• TASK GOAL: Restate the listing below word for word, omitting any images.

• INFORMATION SUPPLIED:
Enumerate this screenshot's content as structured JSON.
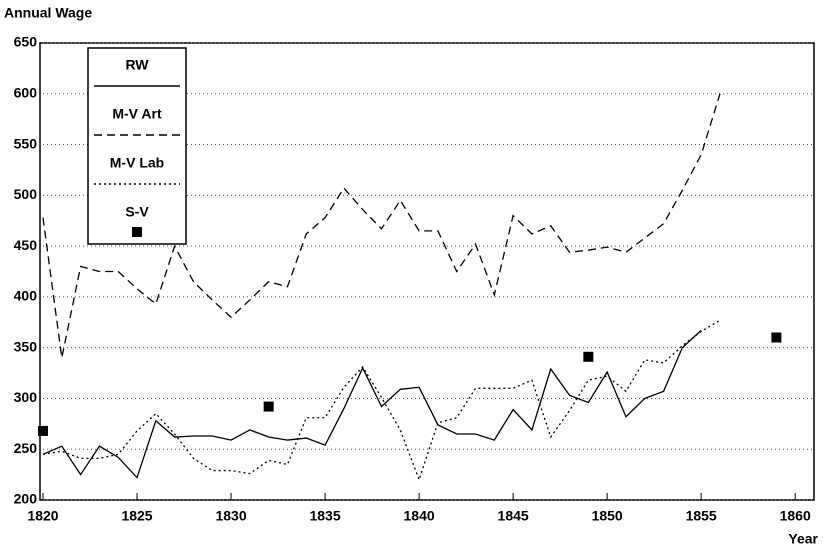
{
  "chart_data": {
    "type": "line",
    "ylabel": "Annual Wage",
    "xlabel": "Year",
    "xlim": [
      1820,
      1861
    ],
    "xticks": [
      1820,
      1825,
      1830,
      1835,
      1840,
      1845,
      1850,
      1855,
      1860
    ],
    "ylim": [
      200,
      650
    ],
    "yticks": [
      200,
      250,
      300,
      350,
      400,
      450,
      500,
      550,
      600,
      650
    ],
    "grid": true,
    "legend": "upper left",
    "series": [
      {
        "name": "RW",
        "color": "#000000",
        "style": "solid",
        "x": [
          1820,
          1821,
          1822,
          1823,
          1824,
          1825,
          1826,
          1827,
          1828,
          1829,
          1830,
          1831,
          1832,
          1833,
          1834,
          1835,
          1836,
          1837,
          1838,
          1839,
          1840,
          1841,
          1842,
          1843,
          1844,
          1845,
          1846,
          1847,
          1848,
          1849,
          1850,
          1851,
          1852,
          1853,
          1854,
          1855
        ],
        "values": [
          245,
          253,
          225,
          253,
          242,
          222,
          278,
          262,
          263,
          263,
          259,
          269,
          262,
          259,
          261,
          254,
          290,
          330,
          292,
          309,
          311,
          274,
          265,
          265,
          259,
          289,
          269,
          329,
          303,
          296,
          326,
          282,
          300,
          307,
          350,
          367
        ]
      },
      {
        "name": "M-V Art",
        "color": "#000000",
        "style": "dashed",
        "x": [
          1820,
          1821,
          1822,
          1823,
          1824,
          1825,
          1826,
          1827,
          1828,
          1829,
          1830,
          1831,
          1832,
          1833,
          1834,
          1835,
          1836,
          1837,
          1838,
          1839,
          1840,
          1841,
          1842,
          1843,
          1844,
          1845,
          1846,
          1847,
          1848,
          1849,
          1850,
          1851,
          1852,
          1853,
          1854,
          1855,
          1856
        ],
        "values": [
          478,
          340,
          430,
          425,
          425,
          408,
          393,
          450,
          415,
          397,
          380,
          397,
          415,
          410,
          462,
          478,
          507,
          486,
          467,
          495,
          465,
          465,
          425,
          452,
          402,
          480,
          462,
          470,
          444,
          446,
          449,
          444,
          458,
          472,
          505,
          540,
          600
        ]
      },
      {
        "name": "M-V Lab",
        "color": "#000000",
        "style": "dotted",
        "x": [
          1820,
          1821,
          1822,
          1823,
          1824,
          1825,
          1826,
          1827,
          1828,
          1829,
          1830,
          1831,
          1832,
          1833,
          1834,
          1835,
          1836,
          1837,
          1838,
          1839,
          1840,
          1841,
          1842,
          1843,
          1844,
          1845,
          1846,
          1847,
          1848,
          1849,
          1850,
          1851,
          1852,
          1853,
          1854,
          1855,
          1856
        ],
        "values": [
          245,
          248,
          241,
          241,
          245,
          268,
          285,
          265,
          241,
          229,
          229,
          226,
          239,
          235,
          281,
          281,
          311,
          331,
          301,
          269,
          220,
          276,
          281,
          310,
          310,
          310,
          318,
          262,
          288,
          318,
          322,
          307,
          338,
          335,
          352,
          366,
          377
        ]
      },
      {
        "name": "S-V",
        "color": "#000000",
        "style": "square",
        "x": [
          1820,
          1825,
          1832,
          1849,
          1859
        ],
        "values": [
          268,
          463,
          292,
          341,
          360
        ]
      }
    ]
  }
}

• EXPECTED OUTPUT:
Enumerate this screenshot's content as structured JSON.
{
  "chart_data": {
    "type": "line",
    "ylabel": "Annual Wage",
    "xlabel": "Year",
    "xlim": [
      1820,
      1861
    ],
    "xticks": [
      1820,
      1825,
      1830,
      1835,
      1840,
      1845,
      1850,
      1855,
      1860
    ],
    "ylim": [
      200,
      650
    ],
    "yticks": [
      200,
      250,
      300,
      350,
      400,
      450,
      500,
      550,
      600,
      650
    ],
    "grid": true,
    "legend": "upper left",
    "series": [
      {
        "name": "RW",
        "color": "#000000",
        "style": "solid",
        "x": [
          1820,
          1821,
          1822,
          1823,
          1824,
          1825,
          1826,
          1827,
          1828,
          1829,
          1830,
          1831,
          1832,
          1833,
          1834,
          1835,
          1836,
          1837,
          1838,
          1839,
          1840,
          1841,
          1842,
          1843,
          1844,
          1845,
          1846,
          1847,
          1848,
          1849,
          1850,
          1851,
          1852,
          1853,
          1854,
          1855
        ],
        "values": [
          245,
          253,
          225,
          253,
          242,
          222,
          278,
          262,
          263,
          263,
          259,
          269,
          262,
          259,
          261,
          254,
          290,
          330,
          292,
          309,
          311,
          274,
          265,
          265,
          259,
          289,
          269,
          329,
          303,
          296,
          326,
          282,
          300,
          307,
          350,
          367
        ]
      },
      {
        "name": "M-V Art",
        "color": "#000000",
        "style": "dashed",
        "x": [
          1820,
          1821,
          1822,
          1823,
          1824,
          1825,
          1826,
          1827,
          1828,
          1829,
          1830,
          1831,
          1832,
          1833,
          1834,
          1835,
          1836,
          1837,
          1838,
          1839,
          1840,
          1841,
          1842,
          1843,
          1844,
          1845,
          1846,
          1847,
          1848,
          1849,
          1850,
          1851,
          1852,
          1853,
          1854,
          1855,
          1856
        ],
        "values": [
          478,
          340,
          430,
          425,
          425,
          408,
          393,
          450,
          415,
          397,
          380,
          397,
          415,
          410,
          462,
          478,
          507,
          486,
          467,
          495,
          465,
          465,
          425,
          452,
          402,
          480,
          462,
          470,
          444,
          446,
          449,
          444,
          458,
          472,
          505,
          540,
          600
        ]
      },
      {
        "name": "M-V Lab",
        "color": "#000000",
        "style": "dotted",
        "x": [
          1820,
          1821,
          1822,
          1823,
          1824,
          1825,
          1826,
          1827,
          1828,
          1829,
          1830,
          1831,
          1832,
          1833,
          1834,
          1835,
          1836,
          1837,
          1838,
          1839,
          1840,
          1841,
          1842,
          1843,
          1844,
          1845,
          1846,
          1847,
          1848,
          1849,
          1850,
          1851,
          1852,
          1853,
          1854,
          1855,
          1856
        ],
        "values": [
          245,
          248,
          241,
          241,
          245,
          268,
          285,
          265,
          241,
          229,
          229,
          226,
          239,
          235,
          281,
          281,
          311,
          331,
          301,
          269,
          220,
          276,
          281,
          310,
          310,
          310,
          318,
          262,
          288,
          318,
          322,
          307,
          338,
          335,
          352,
          366,
          377
        ]
      },
      {
        "name": "S-V",
        "color": "#000000",
        "style": "square",
        "x": [
          1820,
          1825,
          1832,
          1849,
          1859
        ],
        "values": [
          268,
          463,
          292,
          341,
          360
        ]
      }
    ]
  }
}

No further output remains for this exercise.